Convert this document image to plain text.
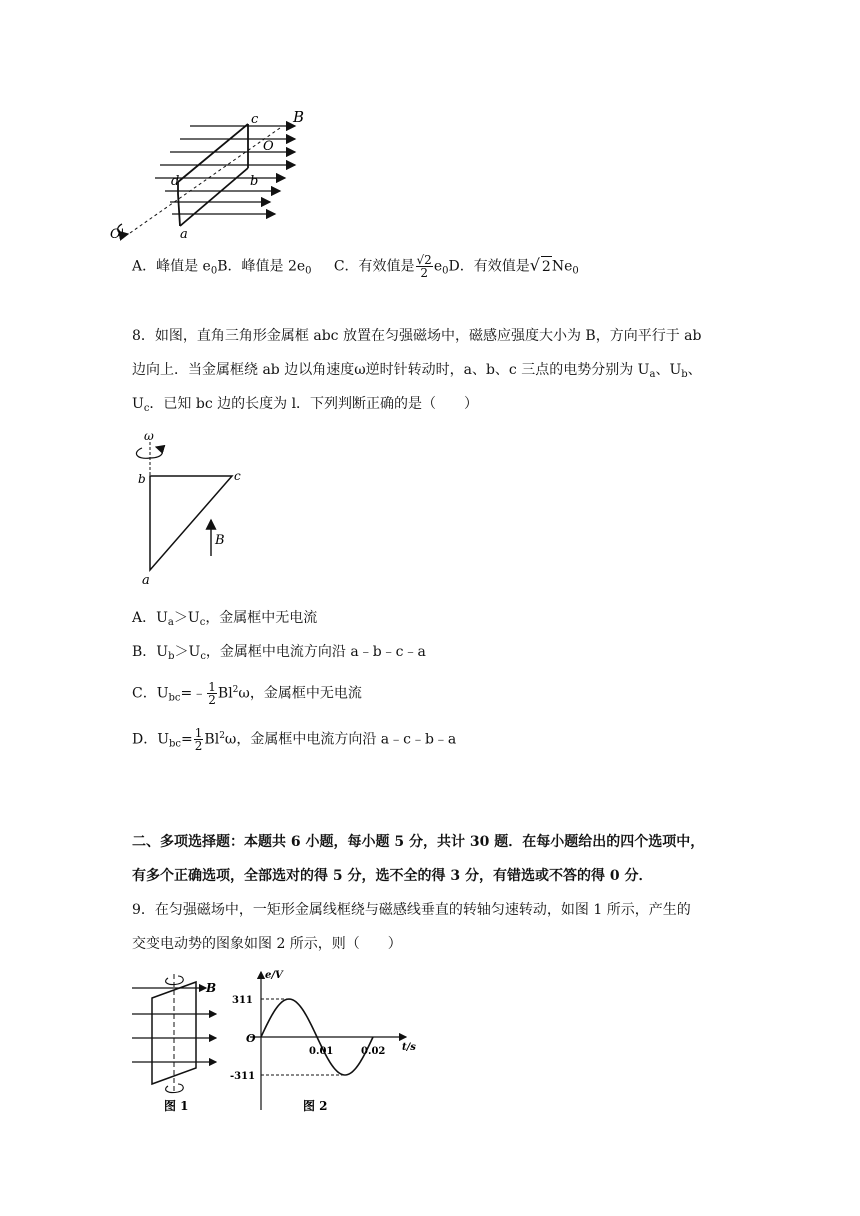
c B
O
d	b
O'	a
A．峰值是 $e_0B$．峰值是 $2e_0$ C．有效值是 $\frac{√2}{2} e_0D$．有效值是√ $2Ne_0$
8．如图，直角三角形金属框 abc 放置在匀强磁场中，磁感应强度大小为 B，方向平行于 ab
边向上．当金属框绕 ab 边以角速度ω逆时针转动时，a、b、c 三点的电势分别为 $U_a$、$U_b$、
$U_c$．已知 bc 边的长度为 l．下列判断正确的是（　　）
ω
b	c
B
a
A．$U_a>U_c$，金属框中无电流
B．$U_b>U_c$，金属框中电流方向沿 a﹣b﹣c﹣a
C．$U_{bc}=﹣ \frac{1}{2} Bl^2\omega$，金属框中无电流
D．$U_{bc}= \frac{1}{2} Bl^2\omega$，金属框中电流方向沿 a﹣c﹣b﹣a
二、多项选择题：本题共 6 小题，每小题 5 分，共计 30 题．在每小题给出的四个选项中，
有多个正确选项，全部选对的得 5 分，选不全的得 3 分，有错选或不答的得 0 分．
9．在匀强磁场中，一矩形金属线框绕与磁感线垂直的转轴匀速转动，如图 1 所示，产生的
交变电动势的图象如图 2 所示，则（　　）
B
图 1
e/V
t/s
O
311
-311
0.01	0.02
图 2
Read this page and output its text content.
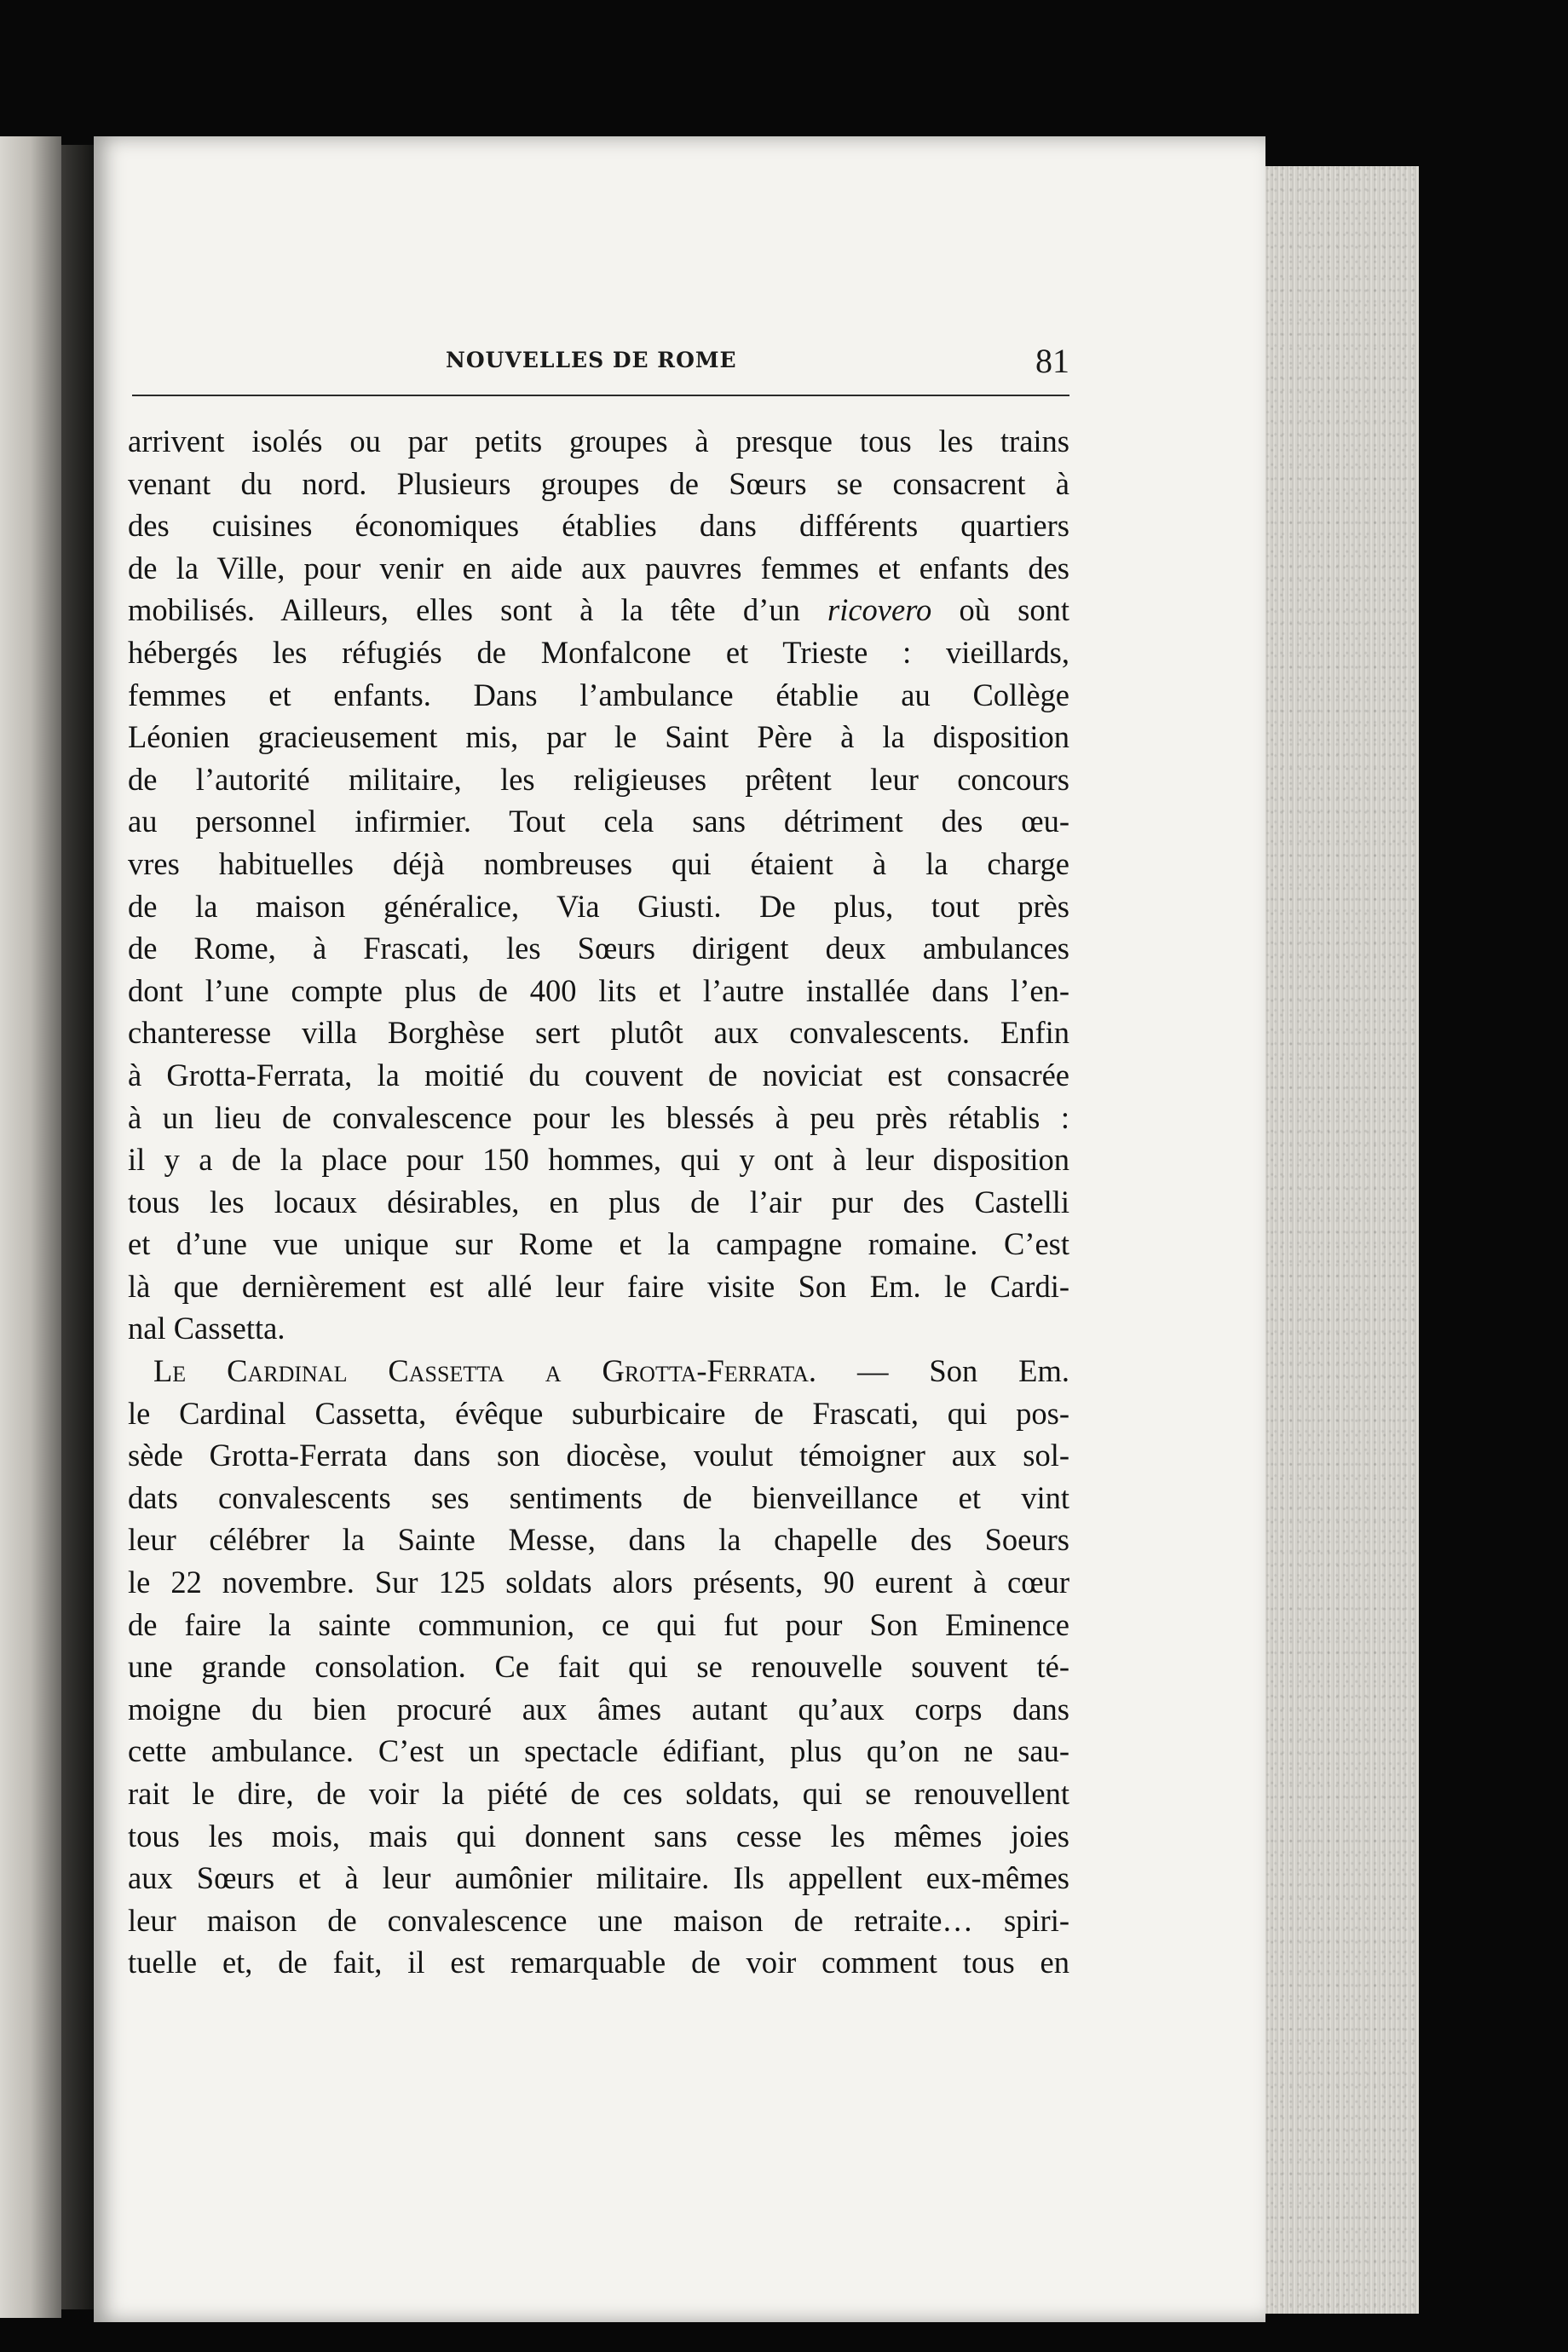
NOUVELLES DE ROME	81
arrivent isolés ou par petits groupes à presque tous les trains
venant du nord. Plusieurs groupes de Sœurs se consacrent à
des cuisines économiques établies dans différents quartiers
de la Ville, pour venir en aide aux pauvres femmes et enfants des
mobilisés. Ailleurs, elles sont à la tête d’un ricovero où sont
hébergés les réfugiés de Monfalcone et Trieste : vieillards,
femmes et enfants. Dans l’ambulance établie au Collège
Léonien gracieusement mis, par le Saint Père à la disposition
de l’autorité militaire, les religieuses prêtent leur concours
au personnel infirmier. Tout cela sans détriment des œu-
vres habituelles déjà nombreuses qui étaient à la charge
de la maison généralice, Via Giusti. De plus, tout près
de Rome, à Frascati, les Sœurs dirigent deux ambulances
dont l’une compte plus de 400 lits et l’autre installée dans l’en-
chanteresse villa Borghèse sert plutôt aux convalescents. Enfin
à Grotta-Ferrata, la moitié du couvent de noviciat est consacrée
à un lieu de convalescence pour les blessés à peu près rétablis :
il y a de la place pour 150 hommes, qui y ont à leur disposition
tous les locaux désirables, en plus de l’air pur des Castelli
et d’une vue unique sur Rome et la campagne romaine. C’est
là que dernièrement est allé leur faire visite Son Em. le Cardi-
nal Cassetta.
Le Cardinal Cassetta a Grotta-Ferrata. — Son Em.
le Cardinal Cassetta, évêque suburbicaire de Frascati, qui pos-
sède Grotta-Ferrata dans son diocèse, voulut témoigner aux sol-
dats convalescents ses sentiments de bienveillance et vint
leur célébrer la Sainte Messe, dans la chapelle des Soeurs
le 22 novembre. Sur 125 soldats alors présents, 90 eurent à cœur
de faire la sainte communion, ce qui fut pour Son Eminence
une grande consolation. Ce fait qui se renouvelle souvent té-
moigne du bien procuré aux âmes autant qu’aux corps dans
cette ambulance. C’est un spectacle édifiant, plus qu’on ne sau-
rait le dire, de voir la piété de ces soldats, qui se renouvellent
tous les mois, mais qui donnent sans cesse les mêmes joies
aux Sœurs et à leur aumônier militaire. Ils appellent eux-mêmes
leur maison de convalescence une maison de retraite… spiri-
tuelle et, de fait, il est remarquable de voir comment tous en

——————————

PROBLEM TO WORK ON: Copy the data character for character, but drop all pictures from the copy.

FULL OUTPUT:
Convert this document image to plain text.
c B
O
d	b
O'	a
A．峰值是 $e_0B$．峰值是 $2e_0$ C．有效值是 $\frac{√2}{2} e_0D$．有效值是√ $2Ne_0$
8．如图，直角三角形金属框 abc 放置在匀强磁场中，磁感应强度大小为 B，方向平行于 ab
边向上．当金属框绕 ab 边以角速度ω逆时针转动时，a、b、c 三点的电势分别为 $U_a$、$U_b$、
$U_c$．已知 bc 边的长度为 l．下列判断正确的是（　　）
ω
b	c
B
a
A．$U_a>U_c$，金属框中无电流
B．$U_b>U_c$，金属框中电流方向沿 a﹣b﹣c﹣a
C．$U_{bc}=﹣ \frac{1}{2} Bl^2\omega$，金属框中无电流
D．$U_{bc}= \frac{1}{2} Bl^2\omega$，金属框中电流方向沿 a﹣c﹣b﹣a
二、多项选择题：本题共 6 小题，每小题 5 分，共计 30 题．在每小题给出的四个选项中，
有多个正确选项，全部选对的得 5 分，选不全的得 3 分，有错选或不答的得 0 分．
9．在匀强磁场中，一矩形金属线框绕与磁感线垂直的转轴匀速转动，如图 1 所示，产生的
交变电动势的图象如图 2 所示，则（　　）
B
图 1
e/V
t/s
O
311
-311
0.01	0.02
图 2
Read this page and output its text content.
NOUVELLES DE ROME	81
arrivent isolés ou par petits groupes à presque tous les trains
venant du nord. Plusieurs groupes de Sœurs se consacrent à
des cuisines économiques établies dans différents quartiers
de la Ville, pour venir en aide aux pauvres femmes et enfants des
mobilisés. Ailleurs, elles sont à la tête d’un ricovero où sont
hébergés les réfugiés de Monfalcone et Trieste : vieillards,
femmes et enfants. Dans l’ambulance établie au Collège
Léonien gracieusement mis, par le Saint Père à la disposition
de l’autorité militaire, les religieuses prêtent leur concours
au personnel infirmier. Tout cela sans détriment des œu-
vres habituelles déjà nombreuses qui étaient à la charge
de la maison généralice, Via Giusti. De plus, tout près
de Rome, à Frascati, les Sœurs dirigent deux ambulances
dont l’une compte plus de 400 lits et l’autre installée dans l’en-
chanteresse villa Borghèse sert plutôt aux convalescents. Enfin
à Grotta-Ferrata, la moitié du couvent de noviciat est consacrée
à un lieu de convalescence pour les blessés à peu près rétablis :
il y a de la place pour 150 hommes, qui y ont à leur disposition
tous les locaux désirables, en plus de l’air pur des Castelli
et d’une vue unique sur Rome et la campagne romaine. C’est
là que dernièrement est allé leur faire visite Son Em. le Cardi-
nal Cassetta.
Le Cardinal Cassetta a Grotta-Ferrata. — Son Em.
le Cardinal Cassetta, évêque suburbicaire de Frascati, qui pos-
sède Grotta-Ferrata dans son diocèse, voulut témoigner aux sol-
dats convalescents ses sentiments de bienveillance et vint
leur célébrer la Sainte Messe, dans la chapelle des Soeurs
le 22 novembre. Sur 125 soldats alors présents, 90 eurent à cœur
de faire la sainte communion, ce qui fut pour Son Eminence
une grande consolation. Ce fait qui se renouvelle souvent té-
moigne du bien procuré aux âmes autant qu’aux corps dans
cette ambulance. C’est un spectacle édifiant, plus qu’on ne sau-
rait le dire, de voir la piété de ces soldats, qui se renouvellent
tous les mois, mais qui donnent sans cesse les mêmes joies
aux Sœurs et à leur aumônier militaire. Ils appellent eux-mêmes
leur maison de convalescence une maison de retraite… spiri-
tuelle et, de fait, il est remarquable de voir comment tous en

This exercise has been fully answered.